Your task: Give the number of lines containing the word "SHIP", and nothing else.

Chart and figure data
****

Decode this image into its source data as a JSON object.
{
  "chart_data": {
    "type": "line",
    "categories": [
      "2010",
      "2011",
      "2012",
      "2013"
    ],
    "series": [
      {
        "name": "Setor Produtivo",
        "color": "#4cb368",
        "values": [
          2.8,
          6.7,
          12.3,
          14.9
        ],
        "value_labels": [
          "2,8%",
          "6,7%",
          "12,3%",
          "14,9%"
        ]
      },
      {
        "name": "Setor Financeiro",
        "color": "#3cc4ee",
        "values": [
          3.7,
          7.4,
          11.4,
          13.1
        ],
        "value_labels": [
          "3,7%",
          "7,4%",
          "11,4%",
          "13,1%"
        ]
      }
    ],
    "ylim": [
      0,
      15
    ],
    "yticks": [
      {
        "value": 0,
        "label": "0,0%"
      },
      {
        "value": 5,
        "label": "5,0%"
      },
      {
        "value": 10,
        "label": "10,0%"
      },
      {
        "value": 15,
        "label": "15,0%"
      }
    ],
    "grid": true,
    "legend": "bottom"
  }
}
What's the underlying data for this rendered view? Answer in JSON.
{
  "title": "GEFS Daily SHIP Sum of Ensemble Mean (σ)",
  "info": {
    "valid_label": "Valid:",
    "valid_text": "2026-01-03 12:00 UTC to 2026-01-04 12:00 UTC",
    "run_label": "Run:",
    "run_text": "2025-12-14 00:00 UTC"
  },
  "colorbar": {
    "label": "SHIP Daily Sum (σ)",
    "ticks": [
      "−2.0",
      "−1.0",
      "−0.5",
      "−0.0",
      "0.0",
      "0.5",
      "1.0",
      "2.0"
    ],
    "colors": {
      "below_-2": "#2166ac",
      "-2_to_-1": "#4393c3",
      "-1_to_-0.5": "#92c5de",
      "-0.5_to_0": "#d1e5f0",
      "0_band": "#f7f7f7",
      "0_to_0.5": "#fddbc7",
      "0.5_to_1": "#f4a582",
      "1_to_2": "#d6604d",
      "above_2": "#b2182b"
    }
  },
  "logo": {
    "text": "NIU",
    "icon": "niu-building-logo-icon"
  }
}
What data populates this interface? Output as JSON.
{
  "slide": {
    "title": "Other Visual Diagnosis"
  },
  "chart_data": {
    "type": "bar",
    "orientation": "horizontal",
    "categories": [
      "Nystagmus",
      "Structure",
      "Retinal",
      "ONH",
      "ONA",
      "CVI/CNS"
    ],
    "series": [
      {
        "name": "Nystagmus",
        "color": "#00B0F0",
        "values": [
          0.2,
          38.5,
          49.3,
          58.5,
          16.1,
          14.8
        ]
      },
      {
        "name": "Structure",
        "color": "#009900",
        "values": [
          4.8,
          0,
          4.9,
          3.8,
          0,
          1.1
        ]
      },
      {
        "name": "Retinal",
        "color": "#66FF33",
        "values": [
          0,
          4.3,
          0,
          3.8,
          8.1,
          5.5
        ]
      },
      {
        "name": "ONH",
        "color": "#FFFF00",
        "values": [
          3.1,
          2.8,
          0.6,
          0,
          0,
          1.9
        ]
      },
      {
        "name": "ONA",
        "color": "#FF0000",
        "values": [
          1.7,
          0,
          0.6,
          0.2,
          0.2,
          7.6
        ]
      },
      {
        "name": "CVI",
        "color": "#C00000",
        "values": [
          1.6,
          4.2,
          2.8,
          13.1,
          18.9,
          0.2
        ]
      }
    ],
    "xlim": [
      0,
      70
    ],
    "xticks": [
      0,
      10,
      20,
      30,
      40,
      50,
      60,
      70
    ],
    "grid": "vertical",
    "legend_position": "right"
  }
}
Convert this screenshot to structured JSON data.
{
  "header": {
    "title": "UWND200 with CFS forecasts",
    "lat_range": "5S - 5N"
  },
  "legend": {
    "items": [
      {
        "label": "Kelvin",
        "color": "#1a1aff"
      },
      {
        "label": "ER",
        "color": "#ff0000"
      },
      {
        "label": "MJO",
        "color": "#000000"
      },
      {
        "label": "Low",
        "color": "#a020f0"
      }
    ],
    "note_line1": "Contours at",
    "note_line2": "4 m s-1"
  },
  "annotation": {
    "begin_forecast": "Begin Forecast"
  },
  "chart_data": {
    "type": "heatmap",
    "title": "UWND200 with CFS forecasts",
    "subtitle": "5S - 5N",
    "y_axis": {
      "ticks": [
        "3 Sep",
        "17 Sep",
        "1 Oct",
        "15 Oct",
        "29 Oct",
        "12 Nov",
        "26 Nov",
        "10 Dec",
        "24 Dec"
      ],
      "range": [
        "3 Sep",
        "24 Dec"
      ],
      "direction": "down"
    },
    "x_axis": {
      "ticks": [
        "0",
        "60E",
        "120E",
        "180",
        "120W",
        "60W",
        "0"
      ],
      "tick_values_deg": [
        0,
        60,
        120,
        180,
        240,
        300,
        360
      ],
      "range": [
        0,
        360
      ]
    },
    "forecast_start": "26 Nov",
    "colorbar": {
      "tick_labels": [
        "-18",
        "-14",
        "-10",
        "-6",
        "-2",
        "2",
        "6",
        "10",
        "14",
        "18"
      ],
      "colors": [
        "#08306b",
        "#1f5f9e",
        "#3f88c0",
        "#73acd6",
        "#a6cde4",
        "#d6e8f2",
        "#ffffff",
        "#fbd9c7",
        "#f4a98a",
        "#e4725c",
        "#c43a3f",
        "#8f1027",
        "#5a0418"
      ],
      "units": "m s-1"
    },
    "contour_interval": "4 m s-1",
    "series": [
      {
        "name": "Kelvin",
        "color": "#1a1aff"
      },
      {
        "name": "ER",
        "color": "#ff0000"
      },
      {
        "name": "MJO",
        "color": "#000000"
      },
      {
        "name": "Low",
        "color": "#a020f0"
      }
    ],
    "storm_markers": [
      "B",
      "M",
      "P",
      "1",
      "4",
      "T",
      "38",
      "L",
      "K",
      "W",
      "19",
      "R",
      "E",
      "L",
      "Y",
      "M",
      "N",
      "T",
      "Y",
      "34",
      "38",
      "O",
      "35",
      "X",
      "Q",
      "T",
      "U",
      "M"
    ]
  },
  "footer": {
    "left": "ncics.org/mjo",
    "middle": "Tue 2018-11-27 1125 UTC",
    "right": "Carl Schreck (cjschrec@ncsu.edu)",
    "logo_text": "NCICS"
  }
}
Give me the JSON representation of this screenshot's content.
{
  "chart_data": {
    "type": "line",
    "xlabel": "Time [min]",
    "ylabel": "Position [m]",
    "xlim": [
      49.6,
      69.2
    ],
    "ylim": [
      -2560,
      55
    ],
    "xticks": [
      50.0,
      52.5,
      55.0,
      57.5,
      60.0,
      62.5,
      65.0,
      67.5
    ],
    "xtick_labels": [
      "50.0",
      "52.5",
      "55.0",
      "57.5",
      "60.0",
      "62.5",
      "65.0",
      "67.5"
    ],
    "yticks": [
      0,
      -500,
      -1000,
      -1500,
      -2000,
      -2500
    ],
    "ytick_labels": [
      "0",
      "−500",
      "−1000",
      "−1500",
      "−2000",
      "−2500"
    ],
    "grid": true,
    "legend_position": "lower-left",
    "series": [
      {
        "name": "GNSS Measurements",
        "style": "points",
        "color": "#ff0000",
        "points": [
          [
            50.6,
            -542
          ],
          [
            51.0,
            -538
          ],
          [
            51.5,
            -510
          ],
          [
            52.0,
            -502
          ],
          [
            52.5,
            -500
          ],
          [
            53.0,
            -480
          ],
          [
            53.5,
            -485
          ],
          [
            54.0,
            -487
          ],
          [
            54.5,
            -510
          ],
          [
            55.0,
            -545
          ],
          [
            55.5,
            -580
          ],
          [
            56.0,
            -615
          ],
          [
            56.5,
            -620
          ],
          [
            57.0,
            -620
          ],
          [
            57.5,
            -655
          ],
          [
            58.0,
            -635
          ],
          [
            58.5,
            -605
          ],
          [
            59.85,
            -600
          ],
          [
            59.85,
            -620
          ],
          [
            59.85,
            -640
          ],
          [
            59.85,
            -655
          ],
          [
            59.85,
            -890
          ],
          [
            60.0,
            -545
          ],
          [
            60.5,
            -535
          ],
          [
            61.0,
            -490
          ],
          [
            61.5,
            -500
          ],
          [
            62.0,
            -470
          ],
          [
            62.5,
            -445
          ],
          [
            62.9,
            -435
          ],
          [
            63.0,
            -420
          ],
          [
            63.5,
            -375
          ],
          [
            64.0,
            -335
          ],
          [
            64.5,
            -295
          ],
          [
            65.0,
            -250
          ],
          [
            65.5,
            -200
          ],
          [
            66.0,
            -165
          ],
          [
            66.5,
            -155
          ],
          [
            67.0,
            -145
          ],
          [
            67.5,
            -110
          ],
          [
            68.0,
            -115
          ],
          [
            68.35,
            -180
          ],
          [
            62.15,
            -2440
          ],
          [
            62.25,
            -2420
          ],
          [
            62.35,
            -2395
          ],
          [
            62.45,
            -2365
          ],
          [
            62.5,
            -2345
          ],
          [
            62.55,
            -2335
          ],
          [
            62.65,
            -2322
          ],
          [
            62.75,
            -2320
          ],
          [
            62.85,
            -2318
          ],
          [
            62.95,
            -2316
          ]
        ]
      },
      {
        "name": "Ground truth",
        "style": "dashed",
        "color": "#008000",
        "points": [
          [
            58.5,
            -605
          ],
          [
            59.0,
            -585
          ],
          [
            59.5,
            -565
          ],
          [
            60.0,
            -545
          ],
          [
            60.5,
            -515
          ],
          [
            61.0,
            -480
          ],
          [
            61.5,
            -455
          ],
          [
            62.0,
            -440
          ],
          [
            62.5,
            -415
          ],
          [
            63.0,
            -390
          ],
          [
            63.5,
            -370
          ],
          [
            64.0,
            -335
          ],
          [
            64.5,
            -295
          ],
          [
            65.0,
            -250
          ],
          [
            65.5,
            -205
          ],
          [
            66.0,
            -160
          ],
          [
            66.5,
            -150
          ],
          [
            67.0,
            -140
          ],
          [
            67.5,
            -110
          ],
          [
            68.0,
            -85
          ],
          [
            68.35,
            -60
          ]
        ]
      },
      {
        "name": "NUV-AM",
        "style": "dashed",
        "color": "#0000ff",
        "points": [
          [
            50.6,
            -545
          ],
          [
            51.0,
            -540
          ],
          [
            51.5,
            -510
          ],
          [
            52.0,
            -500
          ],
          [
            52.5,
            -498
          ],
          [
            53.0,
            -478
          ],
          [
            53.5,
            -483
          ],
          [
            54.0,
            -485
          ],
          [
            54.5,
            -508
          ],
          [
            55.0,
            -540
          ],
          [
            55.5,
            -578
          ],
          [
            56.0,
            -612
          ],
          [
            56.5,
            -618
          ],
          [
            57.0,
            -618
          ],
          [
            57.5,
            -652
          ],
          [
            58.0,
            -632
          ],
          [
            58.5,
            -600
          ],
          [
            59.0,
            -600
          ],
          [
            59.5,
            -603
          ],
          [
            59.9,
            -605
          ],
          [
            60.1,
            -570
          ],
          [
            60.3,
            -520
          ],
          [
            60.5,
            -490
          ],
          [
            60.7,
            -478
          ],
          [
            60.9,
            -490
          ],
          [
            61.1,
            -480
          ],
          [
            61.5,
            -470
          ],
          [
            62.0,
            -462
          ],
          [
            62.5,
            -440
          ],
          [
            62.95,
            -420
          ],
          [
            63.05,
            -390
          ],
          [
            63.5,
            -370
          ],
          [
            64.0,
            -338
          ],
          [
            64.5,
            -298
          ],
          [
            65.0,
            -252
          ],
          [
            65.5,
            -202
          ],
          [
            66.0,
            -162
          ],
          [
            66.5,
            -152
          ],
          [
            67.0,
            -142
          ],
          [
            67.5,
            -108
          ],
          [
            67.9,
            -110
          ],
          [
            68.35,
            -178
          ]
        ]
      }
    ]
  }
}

****

Response to this task: 2